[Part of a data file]
-- start --

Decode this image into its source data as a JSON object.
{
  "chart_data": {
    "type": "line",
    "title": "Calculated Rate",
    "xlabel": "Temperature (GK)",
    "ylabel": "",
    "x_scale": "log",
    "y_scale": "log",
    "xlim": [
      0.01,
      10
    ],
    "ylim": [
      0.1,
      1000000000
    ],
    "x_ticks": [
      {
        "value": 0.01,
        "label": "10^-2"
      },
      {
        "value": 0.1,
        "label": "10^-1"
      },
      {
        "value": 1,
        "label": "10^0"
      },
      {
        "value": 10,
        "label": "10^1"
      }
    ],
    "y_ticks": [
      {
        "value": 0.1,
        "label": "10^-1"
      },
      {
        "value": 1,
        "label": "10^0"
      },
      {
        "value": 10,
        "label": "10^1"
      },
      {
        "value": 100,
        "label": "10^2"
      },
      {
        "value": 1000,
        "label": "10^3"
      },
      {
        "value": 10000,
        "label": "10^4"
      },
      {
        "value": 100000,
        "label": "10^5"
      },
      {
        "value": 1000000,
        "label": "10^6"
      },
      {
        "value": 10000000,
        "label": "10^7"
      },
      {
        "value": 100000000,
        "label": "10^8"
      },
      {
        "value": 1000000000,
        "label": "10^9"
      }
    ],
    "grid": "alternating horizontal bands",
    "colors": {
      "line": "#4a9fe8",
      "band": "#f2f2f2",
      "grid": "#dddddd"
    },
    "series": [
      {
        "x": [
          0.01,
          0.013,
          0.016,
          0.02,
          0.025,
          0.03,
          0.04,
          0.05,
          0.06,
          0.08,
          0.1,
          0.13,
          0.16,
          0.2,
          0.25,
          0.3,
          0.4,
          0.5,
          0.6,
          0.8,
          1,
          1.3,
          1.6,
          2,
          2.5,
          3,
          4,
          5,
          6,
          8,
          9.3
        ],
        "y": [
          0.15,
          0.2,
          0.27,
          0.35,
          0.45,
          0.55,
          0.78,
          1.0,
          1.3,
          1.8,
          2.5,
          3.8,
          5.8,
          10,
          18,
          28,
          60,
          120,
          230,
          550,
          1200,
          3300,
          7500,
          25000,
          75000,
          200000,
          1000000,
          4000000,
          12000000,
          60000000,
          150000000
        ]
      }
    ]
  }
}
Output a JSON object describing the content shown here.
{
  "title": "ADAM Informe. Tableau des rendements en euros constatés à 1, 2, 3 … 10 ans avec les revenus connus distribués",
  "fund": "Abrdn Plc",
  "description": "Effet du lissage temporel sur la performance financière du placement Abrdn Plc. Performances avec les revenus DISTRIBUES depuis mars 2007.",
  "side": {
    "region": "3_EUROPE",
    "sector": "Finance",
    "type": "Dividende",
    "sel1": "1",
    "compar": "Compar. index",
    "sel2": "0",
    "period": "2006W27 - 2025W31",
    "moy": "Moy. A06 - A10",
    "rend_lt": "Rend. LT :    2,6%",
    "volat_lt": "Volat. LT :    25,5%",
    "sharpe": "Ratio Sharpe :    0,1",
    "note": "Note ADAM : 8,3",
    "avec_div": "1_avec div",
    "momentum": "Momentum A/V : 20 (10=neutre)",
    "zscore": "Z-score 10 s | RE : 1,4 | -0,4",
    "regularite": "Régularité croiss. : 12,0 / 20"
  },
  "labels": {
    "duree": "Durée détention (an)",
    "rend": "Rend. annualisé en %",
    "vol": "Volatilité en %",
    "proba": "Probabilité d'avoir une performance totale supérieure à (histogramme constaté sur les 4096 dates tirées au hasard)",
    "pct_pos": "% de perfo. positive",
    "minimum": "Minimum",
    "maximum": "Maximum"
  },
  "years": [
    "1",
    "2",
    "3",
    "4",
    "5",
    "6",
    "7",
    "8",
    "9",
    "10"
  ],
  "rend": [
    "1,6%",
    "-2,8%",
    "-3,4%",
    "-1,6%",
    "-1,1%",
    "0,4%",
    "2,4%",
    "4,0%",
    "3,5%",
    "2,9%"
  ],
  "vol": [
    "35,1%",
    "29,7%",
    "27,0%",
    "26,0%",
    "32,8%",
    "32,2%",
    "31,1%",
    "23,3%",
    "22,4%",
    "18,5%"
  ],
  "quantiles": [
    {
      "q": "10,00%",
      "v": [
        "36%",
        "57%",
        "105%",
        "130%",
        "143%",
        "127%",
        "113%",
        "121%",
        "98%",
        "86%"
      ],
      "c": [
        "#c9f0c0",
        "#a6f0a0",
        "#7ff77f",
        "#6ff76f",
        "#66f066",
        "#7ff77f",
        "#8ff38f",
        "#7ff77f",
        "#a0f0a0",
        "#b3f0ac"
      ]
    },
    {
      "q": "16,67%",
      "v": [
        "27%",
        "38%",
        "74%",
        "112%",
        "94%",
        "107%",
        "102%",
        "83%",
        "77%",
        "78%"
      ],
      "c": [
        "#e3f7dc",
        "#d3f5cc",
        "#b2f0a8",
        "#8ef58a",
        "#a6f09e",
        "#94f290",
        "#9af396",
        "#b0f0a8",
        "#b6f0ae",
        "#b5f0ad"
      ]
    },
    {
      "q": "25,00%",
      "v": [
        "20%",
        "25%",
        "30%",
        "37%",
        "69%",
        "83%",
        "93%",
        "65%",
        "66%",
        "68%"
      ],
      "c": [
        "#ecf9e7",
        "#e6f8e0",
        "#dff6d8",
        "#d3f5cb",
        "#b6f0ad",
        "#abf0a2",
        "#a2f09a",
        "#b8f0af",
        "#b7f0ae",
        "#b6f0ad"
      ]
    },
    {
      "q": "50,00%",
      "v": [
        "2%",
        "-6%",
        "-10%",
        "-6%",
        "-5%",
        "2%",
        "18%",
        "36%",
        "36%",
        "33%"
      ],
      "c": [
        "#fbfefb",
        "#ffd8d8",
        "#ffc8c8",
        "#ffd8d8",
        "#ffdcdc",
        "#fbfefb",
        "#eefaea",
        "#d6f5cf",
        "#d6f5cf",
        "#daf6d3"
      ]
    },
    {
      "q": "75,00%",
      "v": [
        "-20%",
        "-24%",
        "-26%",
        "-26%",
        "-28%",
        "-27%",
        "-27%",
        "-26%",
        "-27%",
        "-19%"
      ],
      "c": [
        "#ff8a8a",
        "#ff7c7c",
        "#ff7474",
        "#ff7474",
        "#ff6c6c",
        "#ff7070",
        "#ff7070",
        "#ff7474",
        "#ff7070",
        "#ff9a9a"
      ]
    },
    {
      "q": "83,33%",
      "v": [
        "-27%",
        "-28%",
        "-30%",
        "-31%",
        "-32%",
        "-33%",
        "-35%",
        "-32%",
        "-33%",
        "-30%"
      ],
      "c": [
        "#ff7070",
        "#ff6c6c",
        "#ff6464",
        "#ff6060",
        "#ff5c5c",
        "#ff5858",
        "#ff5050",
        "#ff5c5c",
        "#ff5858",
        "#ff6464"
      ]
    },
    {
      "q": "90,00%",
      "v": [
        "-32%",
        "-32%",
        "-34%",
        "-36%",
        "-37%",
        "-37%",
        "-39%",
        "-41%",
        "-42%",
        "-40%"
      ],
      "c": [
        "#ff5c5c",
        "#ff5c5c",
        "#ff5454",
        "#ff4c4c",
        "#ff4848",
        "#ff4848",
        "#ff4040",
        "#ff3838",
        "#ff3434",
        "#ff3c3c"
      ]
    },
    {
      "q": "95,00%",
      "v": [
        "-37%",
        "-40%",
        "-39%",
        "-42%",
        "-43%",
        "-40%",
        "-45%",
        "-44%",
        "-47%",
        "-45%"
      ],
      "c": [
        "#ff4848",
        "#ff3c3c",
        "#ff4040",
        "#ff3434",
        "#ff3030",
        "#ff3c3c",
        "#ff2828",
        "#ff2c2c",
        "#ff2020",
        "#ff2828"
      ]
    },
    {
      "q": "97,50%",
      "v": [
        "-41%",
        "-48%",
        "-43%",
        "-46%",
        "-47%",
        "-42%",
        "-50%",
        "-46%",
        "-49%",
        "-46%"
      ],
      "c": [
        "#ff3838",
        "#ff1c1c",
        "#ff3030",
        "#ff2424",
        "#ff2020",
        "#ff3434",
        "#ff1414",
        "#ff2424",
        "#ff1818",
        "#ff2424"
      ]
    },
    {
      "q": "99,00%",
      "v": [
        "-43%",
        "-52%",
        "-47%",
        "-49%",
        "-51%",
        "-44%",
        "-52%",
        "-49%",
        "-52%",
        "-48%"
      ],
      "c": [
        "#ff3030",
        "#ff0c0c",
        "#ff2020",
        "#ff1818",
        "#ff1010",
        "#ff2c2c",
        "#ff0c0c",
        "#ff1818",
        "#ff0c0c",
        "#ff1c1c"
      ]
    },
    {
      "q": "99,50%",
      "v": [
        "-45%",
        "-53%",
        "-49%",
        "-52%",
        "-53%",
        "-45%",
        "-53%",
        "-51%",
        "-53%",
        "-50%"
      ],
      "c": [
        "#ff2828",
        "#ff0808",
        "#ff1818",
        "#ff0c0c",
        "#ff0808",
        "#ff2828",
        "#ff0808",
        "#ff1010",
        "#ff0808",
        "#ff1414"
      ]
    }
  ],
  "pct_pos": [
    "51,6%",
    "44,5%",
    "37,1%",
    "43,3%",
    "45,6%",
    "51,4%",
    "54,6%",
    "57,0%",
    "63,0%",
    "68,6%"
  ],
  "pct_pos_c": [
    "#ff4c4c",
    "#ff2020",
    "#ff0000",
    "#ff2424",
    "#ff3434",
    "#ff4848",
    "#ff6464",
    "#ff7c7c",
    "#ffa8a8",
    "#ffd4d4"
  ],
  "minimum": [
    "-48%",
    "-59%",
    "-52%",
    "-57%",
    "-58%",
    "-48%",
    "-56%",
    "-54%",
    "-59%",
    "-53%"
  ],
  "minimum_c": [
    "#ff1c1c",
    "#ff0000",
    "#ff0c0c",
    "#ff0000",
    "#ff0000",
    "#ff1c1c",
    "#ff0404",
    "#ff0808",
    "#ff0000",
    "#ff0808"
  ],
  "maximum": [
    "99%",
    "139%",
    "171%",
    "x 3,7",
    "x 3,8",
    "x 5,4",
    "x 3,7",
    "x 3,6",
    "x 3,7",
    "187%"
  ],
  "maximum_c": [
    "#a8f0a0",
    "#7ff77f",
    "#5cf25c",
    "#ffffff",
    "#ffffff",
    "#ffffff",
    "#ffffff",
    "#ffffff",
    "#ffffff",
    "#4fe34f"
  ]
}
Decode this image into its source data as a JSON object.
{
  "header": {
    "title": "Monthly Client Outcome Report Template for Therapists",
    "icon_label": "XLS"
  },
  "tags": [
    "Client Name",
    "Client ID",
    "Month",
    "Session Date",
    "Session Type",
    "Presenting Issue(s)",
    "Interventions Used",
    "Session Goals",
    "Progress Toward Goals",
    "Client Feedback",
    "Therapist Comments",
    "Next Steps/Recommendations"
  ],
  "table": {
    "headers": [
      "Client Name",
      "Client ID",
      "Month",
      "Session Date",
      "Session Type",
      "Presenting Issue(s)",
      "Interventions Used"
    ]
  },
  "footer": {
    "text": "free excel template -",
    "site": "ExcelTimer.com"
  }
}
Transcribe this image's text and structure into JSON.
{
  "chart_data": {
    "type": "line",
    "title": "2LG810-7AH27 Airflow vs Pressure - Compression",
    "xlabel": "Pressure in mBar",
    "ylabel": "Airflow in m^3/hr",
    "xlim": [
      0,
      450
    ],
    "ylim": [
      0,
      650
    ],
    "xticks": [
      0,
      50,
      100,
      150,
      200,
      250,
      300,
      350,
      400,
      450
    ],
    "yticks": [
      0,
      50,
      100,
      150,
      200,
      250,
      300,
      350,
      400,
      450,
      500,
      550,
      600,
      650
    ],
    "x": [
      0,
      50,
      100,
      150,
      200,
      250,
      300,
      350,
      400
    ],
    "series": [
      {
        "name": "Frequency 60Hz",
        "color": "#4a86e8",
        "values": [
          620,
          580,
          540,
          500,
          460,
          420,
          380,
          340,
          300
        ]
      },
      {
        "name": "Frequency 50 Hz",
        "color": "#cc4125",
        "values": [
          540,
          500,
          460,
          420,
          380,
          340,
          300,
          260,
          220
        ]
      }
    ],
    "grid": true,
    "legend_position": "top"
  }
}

-- end --

> [Direction] Report each line in the data that holds the word "Presenting".

> [Result]
    "Presenting Issue(s)",
      "Presenting Issue(s)",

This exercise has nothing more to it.